Your objective
Recast each line of the records below as a Markdown table with two columns, Row and Line, numbering the rows and omitting blank lines. Leave the pictures out of your answer.

─── Exercise data ───

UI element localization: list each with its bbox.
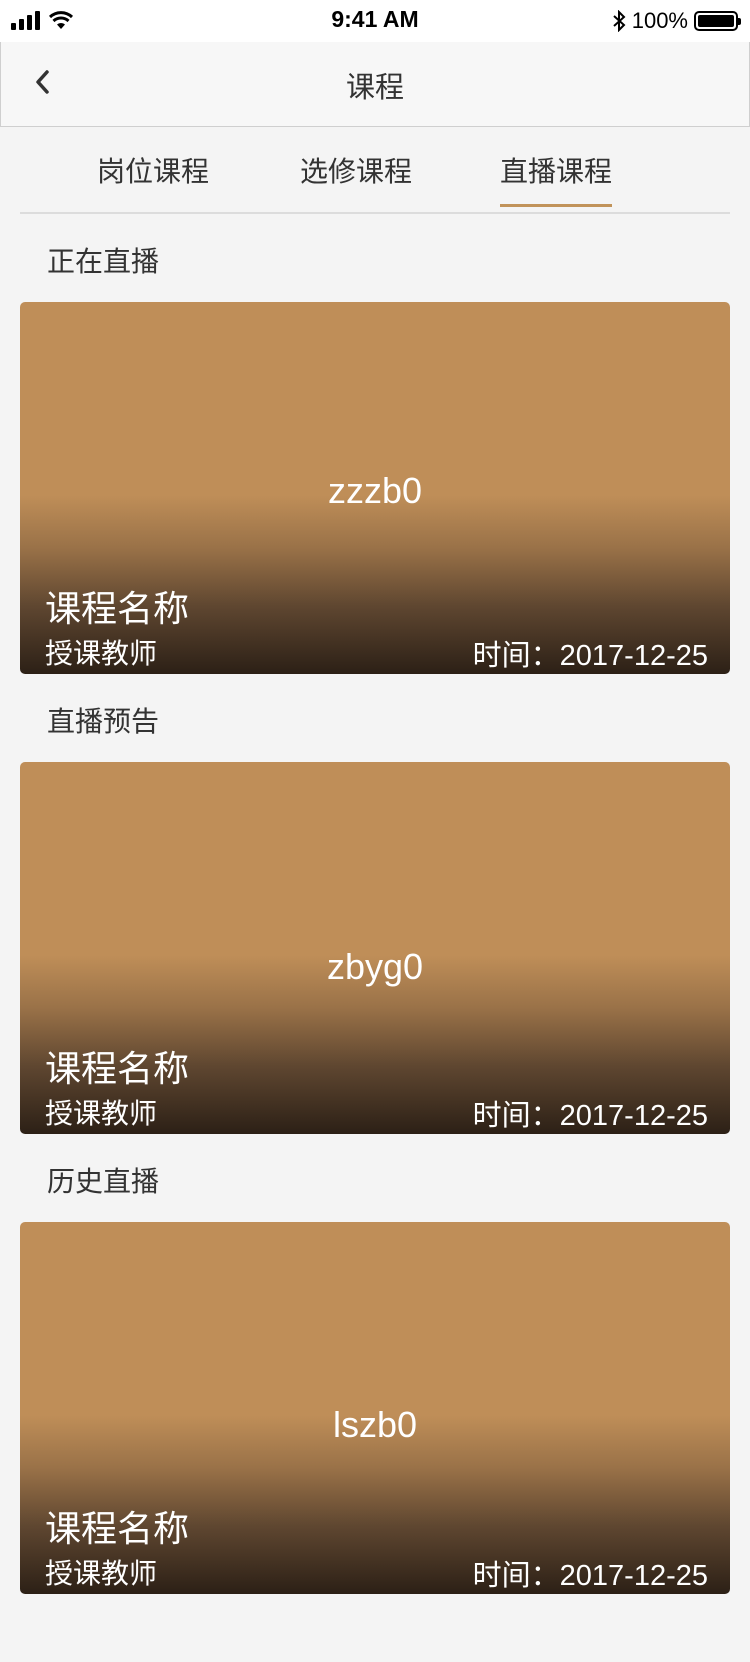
course-time: 时间：2017-12-25 [472,640,708,672]
course-teacher: 授课教师 [45,638,158,669]
preview-course-card[interactable]: zbyg0 课程名称 授课教师 时间：2017-12-25 [20,762,730,1134]
battery-percentage: 100% [631,8,688,33]
course-tabs: 岗位课程 选修课程 直播课程 [20,128,730,214]
bluetooth-icon [613,10,626,32]
battery-icon [694,11,741,31]
course-time: 时间：2017-12-25 [472,1100,708,1132]
section-title-live-preview: 直播预告 [47,706,160,737]
navigation-bar: 课程 [0,42,750,127]
course-name: 课程名称 [45,588,190,629]
course-name: 课程名称 [45,1508,190,1549]
tab-live-courses[interactable]: 直播课程 [500,150,613,207]
course-name: 课程名称 [45,1048,190,1089]
course-time: 时间：2017-12-25 [472,1560,708,1592]
page-title: 课程 [345,72,404,104]
card-code: zbyg0 [326,946,424,987]
tab-elective-courses[interactable]: 选修课程 [300,150,412,204]
live-course-card[interactable]: zzzb0 课程名称 授课教师 时间：2017-12-25 [20,302,730,674]
card-code: lszb0 [332,1404,418,1445]
card-code: zzzb0 [327,470,423,511]
status-bar: 9:41 AM 100% [0,0,750,42]
course-teacher: 授课教师 [45,1098,158,1129]
history-course-card[interactable]: lszb0 课程名称 授课教师 时间：2017-12-25 [20,1222,730,1594]
section-title-history-live: 历史直播 [47,1166,160,1197]
tab-post-courses[interactable]: 岗位课程 [97,150,209,204]
section-title-live-now: 正在直播 [47,246,160,277]
course-teacher: 授课教师 [45,1558,158,1589]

───

Solution
| Row | Line |
|---|---|
| 1 | UI element localization: list each with its bbox. |
| 2 | course-time: 时间：2017-12-25 [472,640,708,672] |
| 3 | course-teacher: 授课教师 [45,638,158,669] |
| 4 | preview-course-card[interactable]: zbyg0 课程名称 授课教师 时间：2017-12-25 [20,762,730,1134] |
| 5 | battery-percentage: 100% [631,8,688,33] |
| 6 | course-tabs: 岗位课程 选修课程 直播课程 [20,128,730,214] |
| 7 | bluetooth-icon [613,10,626,32] |
| 8 | battery-icon [694,11,741,31] |
| 9 | course-time: 时间：2017-12-25 [472,1100,708,1132] |
| 10 | section-title-live-preview: 直播预告 [47,706,160,737] |
| 11 | navigation-bar: 课程 [0,42,750,127] |
| 12 | course-name: 课程名称 [45,588,190,629] |
| 13 | course-name: 课程名称 [45,1508,190,1549] |
| 14 | tab-live-courses[interactable]: 直播课程 [500,150,613,207] |
| 15 | course-name: 课程名称 [45,1048,190,1089] |
| 16 | course-time: 时间：2017-12-25 [472,1560,708,1592] |
| 17 | page-title: 课程 [345,72,404,104] |
| 18 | card-code: zbyg0 [326,946,424,987] |
| 19 | tab-elective-courses[interactable]: 选修课程 [300,150,412,204] |
| 20 | live-course-card[interactable]: zzzb0 课程名称 授课教师 时间：2017-12-25 [20,302,730,674] |
| 21 | card-code: lszb0 [332,1404,418,1445] |
| 22 | card-code: zzzb0 [327,470,423,511] |
| 23 | status-bar: 9:41 AM 100% [0,0,750,42] |
| 24 | course-teacher: 授课教师 [45,1098,158,1129] |
| 25 | history-course-card[interactable]: lszb0 课程名称 授课教师 时间：2017-12-25 [20,1222,730,1594] |
| 26 | section-title-history-live: 历史直播 [47,1166,160,1197] |
| 27 | tab-post-courses[interactable]: 岗位课程 [97,150,209,204] |
| 28 | section-title-live-now: 正在直播 [47,246,160,277] |
| 29 | course-teacher: 授课教师 [45,1558,158,1589] |